* **EXERCISE**: Consider the entries below. Count the lines holding the string "JSON" and state the number only.

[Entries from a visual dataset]
◇ ◇ ◇

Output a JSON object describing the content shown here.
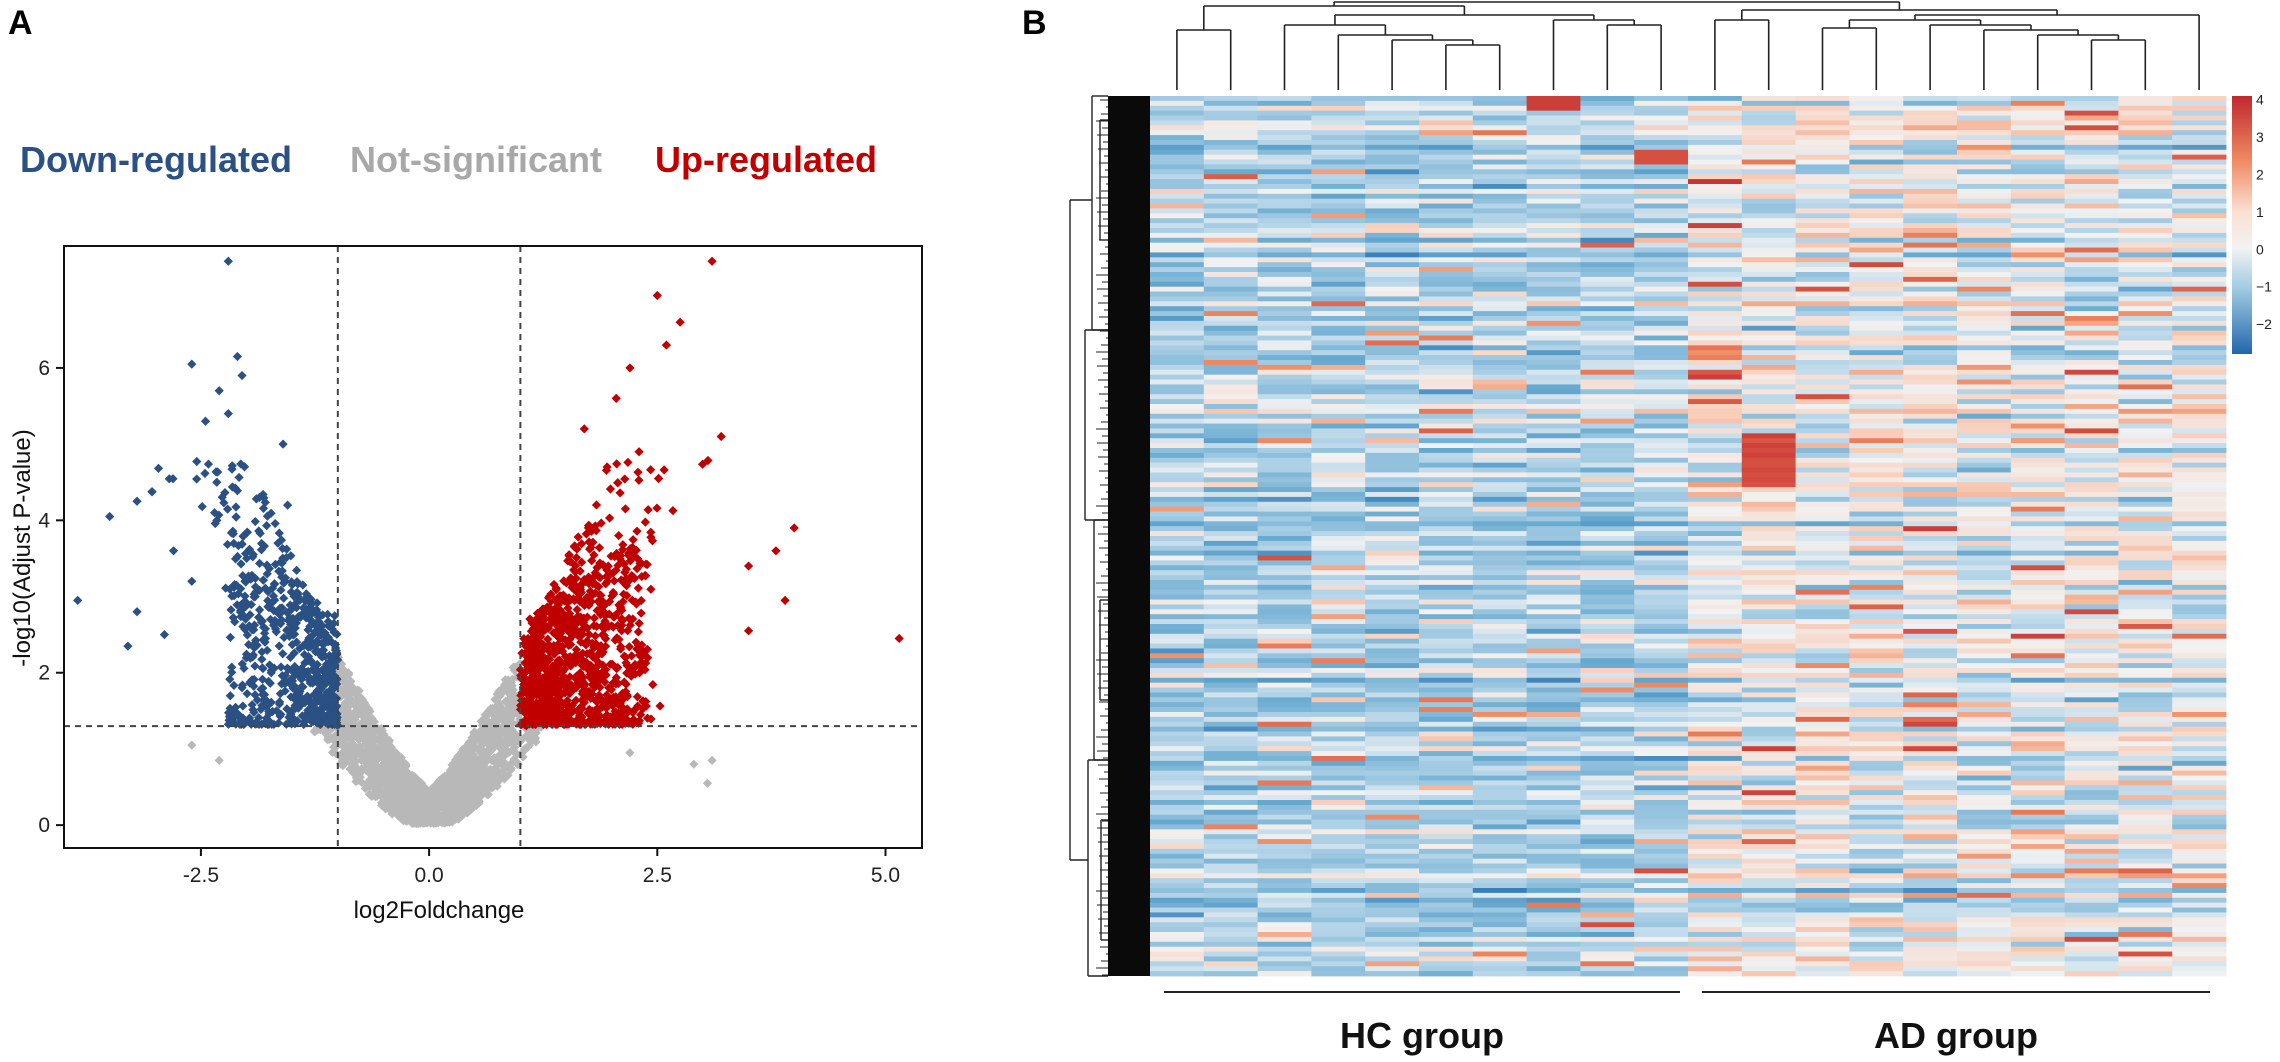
{
  "figure": {
    "panel_a_label": "A",
    "panel_b_label": "B"
  },
  "colors": {
    "down": "#2b5083",
    "up": "#c00000",
    "ns": "#b8b8b8",
    "heat_low": "#2166ac",
    "heat_mid": "#f7f7f7",
    "heat_high": "#c0282e"
  },
  "chart_data": [
    {
      "type": "scatter",
      "subtype": "volcano",
      "legend": [
        "Down-regulated",
        "Not-significant",
        "Up-regulated"
      ],
      "xlabel": "log2Foldchange",
      "ylabel": "-log10(Adjust P-value)",
      "xlim": [
        -4.0,
        5.4
      ],
      "ylim": [
        -0.3,
        7.6
      ],
      "xticks": [
        -2.5,
        0.0,
        2.5,
        5.0
      ],
      "xtick_labels": [
        "-2.5",
        "0.0",
        "2.5",
        "5.0"
      ],
      "yticks": [
        0,
        2,
        4,
        6
      ],
      "ytick_labels": [
        "0",
        "2",
        "4",
        "6"
      ],
      "thresholds": {
        "log2fc": [
          -1,
          1
        ],
        "neg_log10_padj": 1.3
      },
      "series": [
        {
          "name": "Down-regulated",
          "points": [
            [
              -2.2,
              7.4
            ],
            [
              -2.6,
              6.05
            ],
            [
              -2.1,
              6.15
            ],
            [
              -2.05,
              5.9
            ],
            [
              -2.3,
              5.7
            ],
            [
              -2.45,
              5.3
            ],
            [
              -2.2,
              5.4
            ],
            [
              -1.6,
              5.0
            ],
            [
              -3.2,
              4.25
            ],
            [
              -3.5,
              4.05
            ],
            [
              -3.85,
              2.95
            ],
            [
              -3.2,
              2.8
            ],
            [
              -3.3,
              2.35
            ],
            [
              -2.9,
              2.5
            ],
            [
              -2.8,
              3.6
            ],
            [
              -2.6,
              3.2
            ],
            [
              -2.35,
              4.1
            ],
            [
              -1.55,
              4.2
            ]
          ]
        },
        {
          "name": "Up-regulated",
          "points": [
            [
              3.1,
              7.4
            ],
            [
              2.5,
              6.95
            ],
            [
              2.75,
              6.6
            ],
            [
              2.6,
              6.3
            ],
            [
              2.2,
              6.0
            ],
            [
              2.05,
              5.6
            ],
            [
              1.7,
              5.2
            ],
            [
              3.2,
              5.1
            ],
            [
              4.0,
              3.9
            ],
            [
              3.8,
              3.6
            ],
            [
              3.5,
              3.4
            ],
            [
              3.9,
              2.95
            ],
            [
              3.5,
              2.55
            ],
            [
              5.15,
              2.45
            ],
            [
              2.3,
              4.9
            ],
            [
              1.95,
              4.7
            ]
          ]
        },
        {
          "name": "Not-significant",
          "points": [
            [
              -2.6,
              1.05
            ],
            [
              -2.3,
              0.85
            ],
            [
              2.2,
              0.95
            ],
            [
              2.9,
              0.8
            ],
            [
              3.1,
              0.85
            ],
            [
              3.05,
              0.55
            ]
          ]
        }
      ]
    },
    {
      "type": "heatmap",
      "rows_description": "clustered genes (dendrogram on left)",
      "column_groups": [
        {
          "name": "HC group",
          "columns": 10
        },
        {
          "name": "AD group",
          "columns": 10
        }
      ],
      "colorbar": {
        "min": -2.8,
        "max": 4.1,
        "ticks": [
          4,
          3,
          2,
          1,
          0,
          -1,
          -2
        ],
        "tick_labels": [
          "4",
          "3",
          "2",
          "1",
          "0",
          "−1",
          "−2"
        ]
      }
    }
  ]
}
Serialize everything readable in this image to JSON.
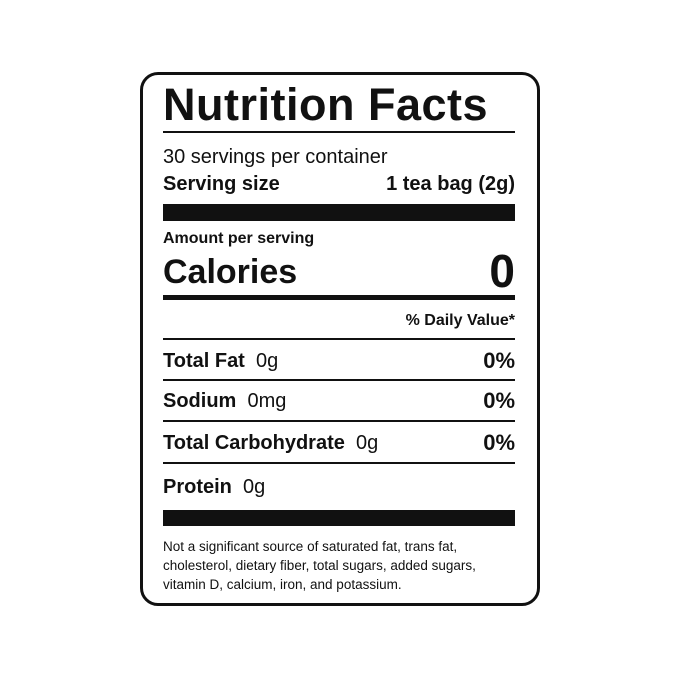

◇ ◇ ◇

* **COMPLETED TASK**: 2